» Problem statement:
Reproduce the data that follows character for character, but omit its pictures.

(Material supplied Opens)

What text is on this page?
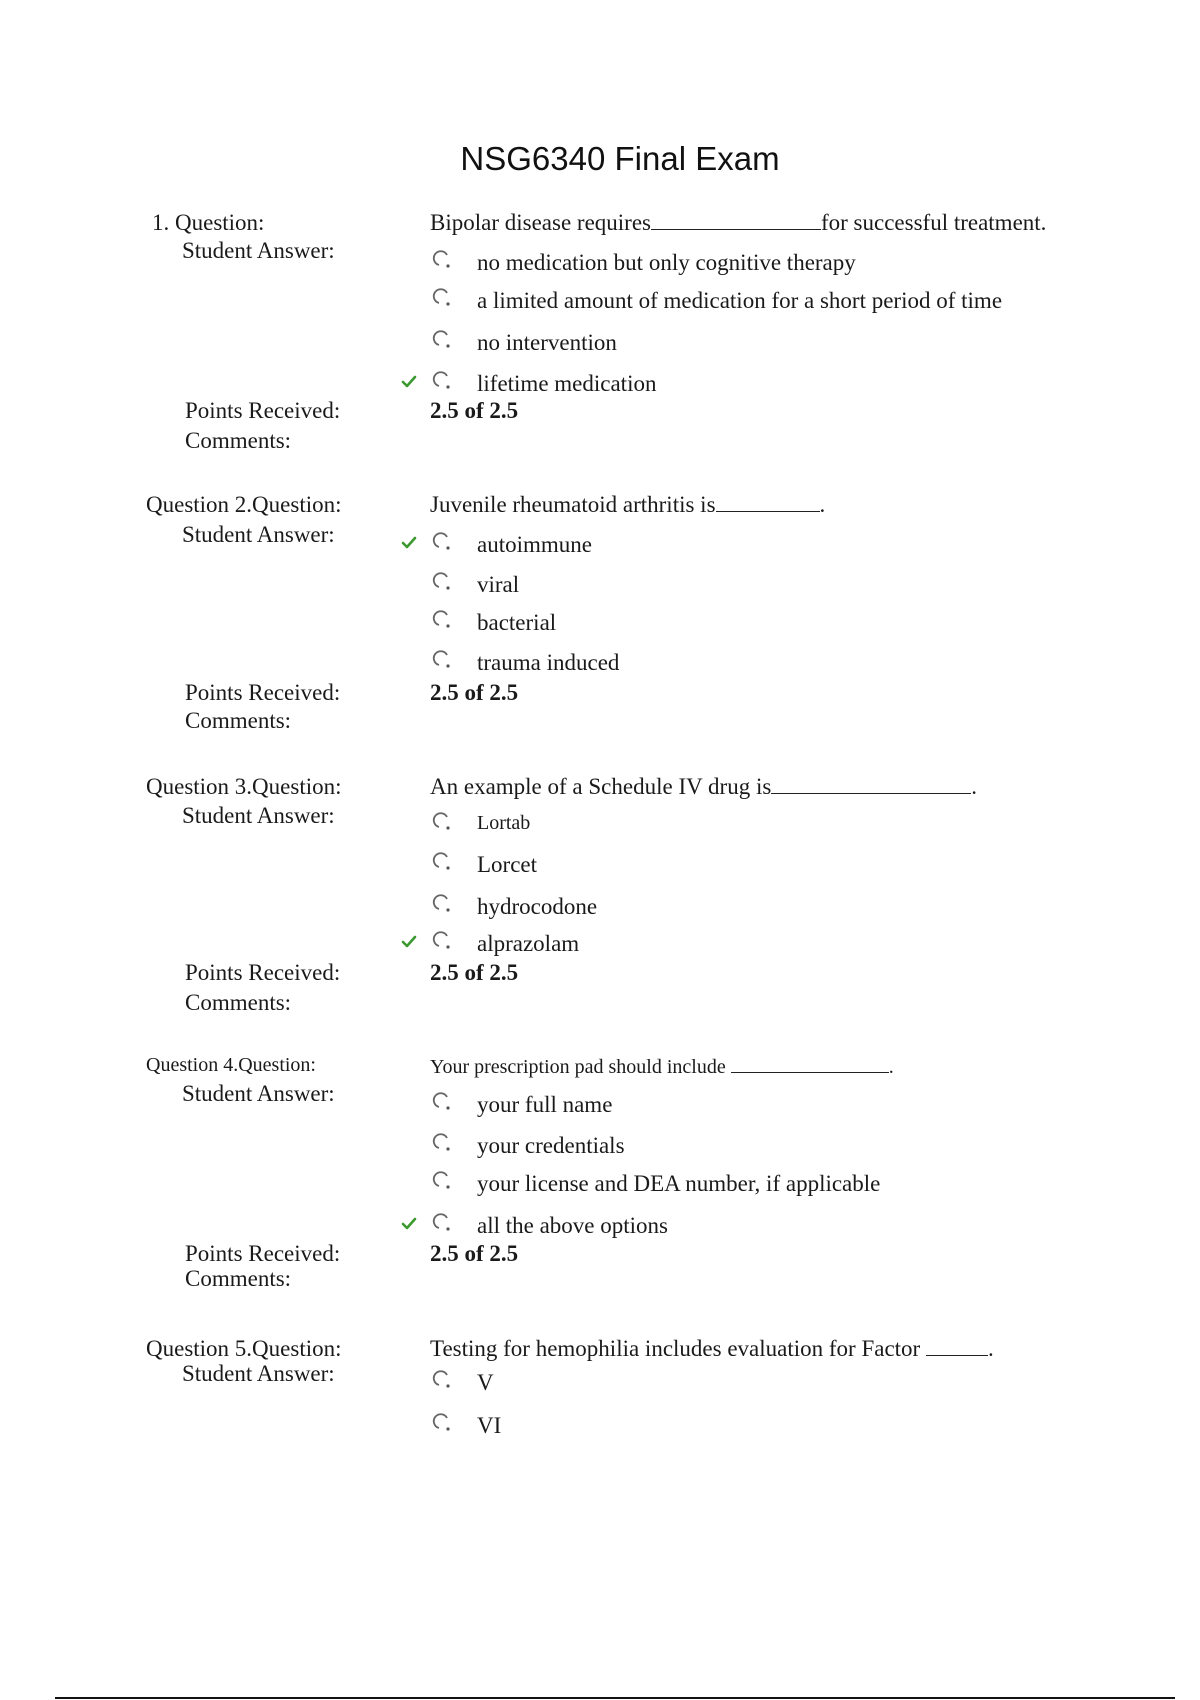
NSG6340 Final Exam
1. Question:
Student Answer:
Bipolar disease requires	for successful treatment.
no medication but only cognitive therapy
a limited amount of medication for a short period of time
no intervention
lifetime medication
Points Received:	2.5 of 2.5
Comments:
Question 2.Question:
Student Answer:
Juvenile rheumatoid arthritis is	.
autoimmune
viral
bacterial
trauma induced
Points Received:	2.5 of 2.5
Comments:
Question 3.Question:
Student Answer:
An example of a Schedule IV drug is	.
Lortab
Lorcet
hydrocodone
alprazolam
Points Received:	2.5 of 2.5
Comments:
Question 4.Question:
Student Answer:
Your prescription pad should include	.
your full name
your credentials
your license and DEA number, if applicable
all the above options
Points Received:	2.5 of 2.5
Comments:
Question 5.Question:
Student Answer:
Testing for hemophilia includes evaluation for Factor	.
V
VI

(Material supplied Closes)

» Task answer:
What text is on this page?
NSG6340 Final Exam
1. Question:
Student Answer:
Bipolar disease requires	for successful treatment.
no medication but only cognitive therapy
a limited amount of medication for a short period of time
no intervention
lifetime medication
Points Received:	2.5 of 2.5
Comments:
Question 2.Question:
Student Answer:
Juvenile rheumatoid arthritis is	.
autoimmune
viral
bacterial
trauma induced
Points Received:	2.5 of 2.5
Comments:
Question 3.Question:
Student Answer:
An example of a Schedule IV drug is	.
Lortab
Lorcet
hydrocodone
alprazolam
Points Received:	2.5 of 2.5
Comments:
Question 4.Question:
Student Answer:
Your prescription pad should include	.
your full name
your credentials
your license and DEA number, if applicable
all the above options
Points Received:	2.5 of 2.5
Comments:
Question 5.Question:
Student Answer:
Testing for hemophilia includes evaluation for Factor	.
V
VI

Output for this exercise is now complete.